Problem to solve: Copy out all the data, word for word.
--- START Data excerpts ---
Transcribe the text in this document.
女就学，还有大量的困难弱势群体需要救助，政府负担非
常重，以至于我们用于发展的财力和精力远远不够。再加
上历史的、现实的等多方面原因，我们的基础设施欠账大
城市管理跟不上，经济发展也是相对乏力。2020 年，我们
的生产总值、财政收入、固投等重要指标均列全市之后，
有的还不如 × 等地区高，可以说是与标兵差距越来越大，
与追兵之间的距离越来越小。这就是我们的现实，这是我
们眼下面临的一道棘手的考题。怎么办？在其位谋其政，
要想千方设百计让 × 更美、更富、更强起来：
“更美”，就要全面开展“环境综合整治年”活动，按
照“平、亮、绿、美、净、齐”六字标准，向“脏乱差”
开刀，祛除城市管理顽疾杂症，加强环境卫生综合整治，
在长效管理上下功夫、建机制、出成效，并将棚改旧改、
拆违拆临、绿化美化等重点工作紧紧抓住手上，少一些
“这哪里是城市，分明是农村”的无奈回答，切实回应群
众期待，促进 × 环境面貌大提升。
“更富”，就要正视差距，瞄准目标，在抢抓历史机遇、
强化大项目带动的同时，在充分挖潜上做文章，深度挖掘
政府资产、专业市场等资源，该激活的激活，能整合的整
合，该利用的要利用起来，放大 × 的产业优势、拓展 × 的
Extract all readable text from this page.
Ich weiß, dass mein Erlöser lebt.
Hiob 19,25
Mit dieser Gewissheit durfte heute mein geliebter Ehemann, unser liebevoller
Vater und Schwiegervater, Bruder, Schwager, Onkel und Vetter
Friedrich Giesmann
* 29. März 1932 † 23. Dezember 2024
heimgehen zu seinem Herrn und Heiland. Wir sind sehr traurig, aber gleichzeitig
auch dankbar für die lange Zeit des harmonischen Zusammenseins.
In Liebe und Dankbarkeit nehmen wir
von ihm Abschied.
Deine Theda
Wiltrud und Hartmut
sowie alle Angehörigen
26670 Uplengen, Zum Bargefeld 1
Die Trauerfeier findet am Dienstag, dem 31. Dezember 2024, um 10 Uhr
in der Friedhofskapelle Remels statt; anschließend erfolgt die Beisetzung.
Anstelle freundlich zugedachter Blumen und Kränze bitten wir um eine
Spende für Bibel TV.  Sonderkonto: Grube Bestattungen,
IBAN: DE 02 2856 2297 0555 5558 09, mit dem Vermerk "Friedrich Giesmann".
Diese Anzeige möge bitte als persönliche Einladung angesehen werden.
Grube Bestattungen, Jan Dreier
--- END Data excerpts ---
Task answer:
Transcribe the text in this document.
女就学，还有大量的困难弱势群体需要救助，政府负担非
常重，以至于我们用于发展的财力和精力远远不够。再加
上历史的、现实的等多方面原因，我们的基础设施欠账大
城市管理跟不上，经济发展也是相对乏力。2020 年，我们
的生产总值、财政收入、固投等重要指标均列全市之后，
有的还不如 × 等地区高，可以说是与标兵差距越来越大，
与追兵之间的距离越来越小。这就是我们的现实，这是我
们眼下面临的一道棘手的考题。怎么办？在其位谋其政，
要想千方设百计让 × 更美、更富、更强起来：
“更美”，就要全面开展“环境综合整治年”活动，按
照“平、亮、绿、美、净、齐”六字标准，向“脏乱差”
开刀，祛除城市管理顽疾杂症，加强环境卫生综合整治，
在长效管理上下功夫、建机制、出成效，并将棚改旧改、
拆违拆临、绿化美化等重点工作紧紧抓住手上，少一些
“这哪里是城市，分明是农村”的无奈回答，切实回应群
众期待，促进 × 环境面貌大提升。
“更富”，就要正视差距，瞄准目标，在抢抓历史机遇、
强化大项目带动的同时，在充分挖潜上做文章，深度挖掘
政府资产、专业市场等资源，该激活的激活，能整合的整
合，该利用的要利用起来，放大 × 的产业优势、拓展 × 的
Extract all readable text from this page.
Ich weiß, dass mein Erlöser lebt.
Hiob 19,25
Mit dieser Gewissheit durfte heute mein geliebter Ehemann, unser liebevoller
Vater und Schwiegervater, Bruder, Schwager, Onkel und Vetter
Friedrich Giesmann
* 29. März 1932 † 23. Dezember 2024
heimgehen zu seinem Herrn und Heiland. Wir sind sehr traurig, aber gleichzeitig
auch dankbar für die lange Zeit des harmonischen Zusammenseins.
In Liebe und Dankbarkeit nehmen wir
von ihm Abschied.
Deine Theda
Wiltrud und Hartmut
sowie alle Angehörigen
26670 Uplengen, Zum Bargefeld 1
Die Trauerfeier findet am Dienstag, dem 31. Dezember 2024, um 10 Uhr
in der Friedhofskapelle Remels statt; anschließend erfolgt die Beisetzung.
Anstelle freundlich zugedachter Blumen und Kränze bitten wir um eine
Spende für Bibel TV.  Sonderkonto: Grube Bestattungen,
IBAN: DE 02 2856 2297 0555 5558 09, mit dem Vermerk "Friedrich Giesmann".
Diese Anzeige möge bitte als persönliche Einladung angesehen werden.
Grube Bestattungen, Jan Dreier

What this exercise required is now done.